-- begin PROVIDED ENTRIES --
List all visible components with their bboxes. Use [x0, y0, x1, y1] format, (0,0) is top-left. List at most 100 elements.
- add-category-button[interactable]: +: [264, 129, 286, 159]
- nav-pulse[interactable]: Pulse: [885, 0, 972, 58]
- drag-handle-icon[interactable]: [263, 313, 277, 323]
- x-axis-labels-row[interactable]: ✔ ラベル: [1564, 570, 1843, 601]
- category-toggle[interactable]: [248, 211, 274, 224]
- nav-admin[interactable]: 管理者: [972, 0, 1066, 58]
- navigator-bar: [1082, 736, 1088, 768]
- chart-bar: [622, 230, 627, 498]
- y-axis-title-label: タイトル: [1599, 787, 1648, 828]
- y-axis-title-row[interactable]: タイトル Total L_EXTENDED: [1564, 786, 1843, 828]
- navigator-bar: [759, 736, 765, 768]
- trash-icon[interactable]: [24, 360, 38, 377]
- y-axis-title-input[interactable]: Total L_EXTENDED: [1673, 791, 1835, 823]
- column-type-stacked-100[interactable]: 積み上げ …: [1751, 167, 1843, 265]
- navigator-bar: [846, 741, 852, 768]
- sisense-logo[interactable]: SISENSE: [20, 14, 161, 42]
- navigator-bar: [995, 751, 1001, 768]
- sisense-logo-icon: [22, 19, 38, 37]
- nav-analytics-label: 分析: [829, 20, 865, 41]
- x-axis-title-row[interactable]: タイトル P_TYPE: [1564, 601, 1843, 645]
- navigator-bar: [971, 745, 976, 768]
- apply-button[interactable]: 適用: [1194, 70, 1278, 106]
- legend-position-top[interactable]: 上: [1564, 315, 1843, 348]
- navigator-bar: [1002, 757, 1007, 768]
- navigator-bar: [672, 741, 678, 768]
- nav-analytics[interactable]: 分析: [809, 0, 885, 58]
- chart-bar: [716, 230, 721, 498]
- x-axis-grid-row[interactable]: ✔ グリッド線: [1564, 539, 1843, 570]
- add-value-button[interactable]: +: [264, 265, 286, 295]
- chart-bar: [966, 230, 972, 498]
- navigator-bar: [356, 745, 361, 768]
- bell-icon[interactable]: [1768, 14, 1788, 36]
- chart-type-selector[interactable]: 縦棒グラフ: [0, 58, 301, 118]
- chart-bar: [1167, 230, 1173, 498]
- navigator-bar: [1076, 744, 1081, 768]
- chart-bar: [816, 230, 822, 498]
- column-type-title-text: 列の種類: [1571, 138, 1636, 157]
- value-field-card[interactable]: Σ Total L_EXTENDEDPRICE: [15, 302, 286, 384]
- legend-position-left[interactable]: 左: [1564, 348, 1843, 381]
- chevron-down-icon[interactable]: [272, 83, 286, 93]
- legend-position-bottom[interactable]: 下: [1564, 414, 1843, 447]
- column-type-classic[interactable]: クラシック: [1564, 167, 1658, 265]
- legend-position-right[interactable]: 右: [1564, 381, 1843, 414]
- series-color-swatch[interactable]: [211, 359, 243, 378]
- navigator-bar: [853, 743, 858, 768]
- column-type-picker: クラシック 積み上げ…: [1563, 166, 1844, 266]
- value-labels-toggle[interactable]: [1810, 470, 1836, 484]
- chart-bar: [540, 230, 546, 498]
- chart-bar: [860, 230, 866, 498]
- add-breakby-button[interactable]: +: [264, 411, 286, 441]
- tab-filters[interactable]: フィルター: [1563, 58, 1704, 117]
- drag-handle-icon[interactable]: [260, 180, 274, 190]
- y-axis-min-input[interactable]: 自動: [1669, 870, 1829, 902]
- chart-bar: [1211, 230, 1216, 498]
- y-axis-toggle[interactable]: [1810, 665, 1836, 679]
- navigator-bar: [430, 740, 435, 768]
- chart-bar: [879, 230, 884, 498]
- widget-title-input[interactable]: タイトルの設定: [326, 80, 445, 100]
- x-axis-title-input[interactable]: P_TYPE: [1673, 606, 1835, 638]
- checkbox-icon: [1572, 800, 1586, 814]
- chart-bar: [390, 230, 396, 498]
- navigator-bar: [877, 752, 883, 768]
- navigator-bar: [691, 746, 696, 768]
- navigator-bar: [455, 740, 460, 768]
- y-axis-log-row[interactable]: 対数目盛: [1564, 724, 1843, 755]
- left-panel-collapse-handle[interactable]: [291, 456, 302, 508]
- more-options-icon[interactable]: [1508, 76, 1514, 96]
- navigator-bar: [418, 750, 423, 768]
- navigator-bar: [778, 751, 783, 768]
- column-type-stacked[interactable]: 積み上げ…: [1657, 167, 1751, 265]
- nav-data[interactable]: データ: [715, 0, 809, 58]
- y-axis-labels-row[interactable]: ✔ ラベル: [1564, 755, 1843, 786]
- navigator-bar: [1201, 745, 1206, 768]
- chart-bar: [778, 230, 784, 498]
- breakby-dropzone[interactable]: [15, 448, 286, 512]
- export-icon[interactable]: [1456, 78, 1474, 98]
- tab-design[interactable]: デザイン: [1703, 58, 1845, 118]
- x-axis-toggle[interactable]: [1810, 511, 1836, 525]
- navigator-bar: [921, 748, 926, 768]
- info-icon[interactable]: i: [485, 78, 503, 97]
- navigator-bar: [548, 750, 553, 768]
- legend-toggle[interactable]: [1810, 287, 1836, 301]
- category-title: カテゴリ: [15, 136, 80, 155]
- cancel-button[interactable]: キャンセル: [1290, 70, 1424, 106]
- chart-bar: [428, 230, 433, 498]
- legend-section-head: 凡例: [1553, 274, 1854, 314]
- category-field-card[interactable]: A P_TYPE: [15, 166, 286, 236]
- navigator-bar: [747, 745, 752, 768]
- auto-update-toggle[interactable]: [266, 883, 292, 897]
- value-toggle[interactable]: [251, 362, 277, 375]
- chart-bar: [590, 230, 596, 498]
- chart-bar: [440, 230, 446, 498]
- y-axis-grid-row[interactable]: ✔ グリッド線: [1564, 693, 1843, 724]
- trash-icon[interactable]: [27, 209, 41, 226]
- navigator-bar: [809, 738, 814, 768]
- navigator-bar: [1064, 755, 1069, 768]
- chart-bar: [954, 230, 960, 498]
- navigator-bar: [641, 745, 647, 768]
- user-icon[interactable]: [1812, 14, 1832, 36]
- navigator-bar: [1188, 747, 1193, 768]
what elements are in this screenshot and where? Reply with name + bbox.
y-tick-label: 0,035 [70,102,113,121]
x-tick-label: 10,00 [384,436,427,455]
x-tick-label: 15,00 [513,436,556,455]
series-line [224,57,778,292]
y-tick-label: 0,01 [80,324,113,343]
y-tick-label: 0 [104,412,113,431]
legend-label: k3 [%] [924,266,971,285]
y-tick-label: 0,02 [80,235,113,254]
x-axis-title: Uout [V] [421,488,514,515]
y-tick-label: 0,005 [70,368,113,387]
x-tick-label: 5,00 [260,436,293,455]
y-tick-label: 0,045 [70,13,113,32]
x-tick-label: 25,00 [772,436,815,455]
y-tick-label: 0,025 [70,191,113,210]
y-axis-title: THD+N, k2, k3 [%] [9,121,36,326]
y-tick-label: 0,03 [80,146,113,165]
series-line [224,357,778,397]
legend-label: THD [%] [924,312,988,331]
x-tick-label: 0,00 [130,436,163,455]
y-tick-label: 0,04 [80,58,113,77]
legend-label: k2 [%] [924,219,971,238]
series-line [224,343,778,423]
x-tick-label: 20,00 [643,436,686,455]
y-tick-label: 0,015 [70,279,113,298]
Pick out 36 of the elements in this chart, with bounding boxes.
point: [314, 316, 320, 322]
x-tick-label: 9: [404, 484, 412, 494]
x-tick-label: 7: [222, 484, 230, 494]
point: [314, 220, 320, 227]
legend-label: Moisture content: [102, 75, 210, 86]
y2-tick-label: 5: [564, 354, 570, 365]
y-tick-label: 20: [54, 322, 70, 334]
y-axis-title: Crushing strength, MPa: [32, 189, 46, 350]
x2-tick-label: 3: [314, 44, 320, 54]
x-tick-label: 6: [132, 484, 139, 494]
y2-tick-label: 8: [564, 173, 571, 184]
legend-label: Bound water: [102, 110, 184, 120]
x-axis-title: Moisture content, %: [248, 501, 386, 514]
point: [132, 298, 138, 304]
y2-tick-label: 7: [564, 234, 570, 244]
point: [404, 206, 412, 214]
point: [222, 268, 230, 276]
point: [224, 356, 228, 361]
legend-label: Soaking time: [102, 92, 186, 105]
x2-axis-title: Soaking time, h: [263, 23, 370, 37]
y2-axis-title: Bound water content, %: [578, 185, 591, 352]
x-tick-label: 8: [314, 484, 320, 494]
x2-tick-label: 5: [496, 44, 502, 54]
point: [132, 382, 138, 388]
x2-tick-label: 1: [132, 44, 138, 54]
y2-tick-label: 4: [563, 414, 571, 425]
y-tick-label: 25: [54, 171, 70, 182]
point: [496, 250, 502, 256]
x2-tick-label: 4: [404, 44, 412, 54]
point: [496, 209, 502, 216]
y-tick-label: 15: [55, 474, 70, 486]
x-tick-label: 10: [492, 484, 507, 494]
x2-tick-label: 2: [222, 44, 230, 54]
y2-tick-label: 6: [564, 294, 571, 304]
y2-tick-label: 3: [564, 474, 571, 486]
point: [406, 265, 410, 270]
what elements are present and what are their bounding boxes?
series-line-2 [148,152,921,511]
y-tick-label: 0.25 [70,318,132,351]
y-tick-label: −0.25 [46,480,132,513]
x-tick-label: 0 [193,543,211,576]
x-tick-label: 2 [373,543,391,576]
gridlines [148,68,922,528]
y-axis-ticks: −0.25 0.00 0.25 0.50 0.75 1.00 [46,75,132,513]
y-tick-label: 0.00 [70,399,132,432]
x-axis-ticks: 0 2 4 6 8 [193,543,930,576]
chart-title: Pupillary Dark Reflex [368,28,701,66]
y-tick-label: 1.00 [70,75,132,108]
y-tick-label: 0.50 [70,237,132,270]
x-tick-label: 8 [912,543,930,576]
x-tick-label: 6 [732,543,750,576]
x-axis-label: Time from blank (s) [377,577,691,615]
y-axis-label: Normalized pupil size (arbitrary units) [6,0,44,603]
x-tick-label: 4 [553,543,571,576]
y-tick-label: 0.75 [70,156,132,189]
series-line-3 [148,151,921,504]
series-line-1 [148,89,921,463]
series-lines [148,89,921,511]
-- end PROVIDED ENTRIES --
→ BRIEF: Reproduce verbatim the lines of the material from its start through the line containing "- x-axis-title-row[interactable]: タイトル", both ends included.

→ SOLUTION FOR THIS TASK:
List all visible components with their bboxes. Use [x0, y0, x1, y1] format, (0,0) is top-left. List at most 100 elements.
- add-category-button[interactable]: +: [264, 129, 286, 159]
- nav-pulse[interactable]: Pulse: [885, 0, 972, 58]
- drag-handle-icon[interactable]: [263, 313, 277, 323]
- x-axis-labels-row[interactable]: ✔ ラベル: [1564, 570, 1843, 601]
- category-toggle[interactable]: [248, 211, 274, 224]
- nav-admin[interactable]: 管理者: [972, 0, 1066, 58]
- navigator-bar: [1082, 736, 1088, 768]
- chart-bar: [622, 230, 627, 498]
- y-axis-title-label: タイトル: [1599, 787, 1648, 828]
- y-axis-title-row[interactable]: タイトル Total L_EXTENDED: [1564, 786, 1843, 828]
- navigator-bar: [759, 736, 765, 768]
- trash-icon[interactable]: [24, 360, 38, 377]
- y-axis-title-input[interactable]: Total L_EXTENDED: [1673, 791, 1835, 823]
- column-type-stacked-100[interactable]: 積み上げ …: [1751, 167, 1843, 265]
- navigator-bar: [846, 741, 852, 768]
- sisense-logo[interactable]: SISENSE: [20, 14, 161, 42]
- navigator-bar: [995, 751, 1001, 768]
- sisense-logo-icon: [22, 19, 38, 37]
- nav-analytics-label: 分析: [829, 20, 865, 41]
- x-axis-title-row[interactable]: タイトル P_TYPE: [1564, 601, 1843, 645]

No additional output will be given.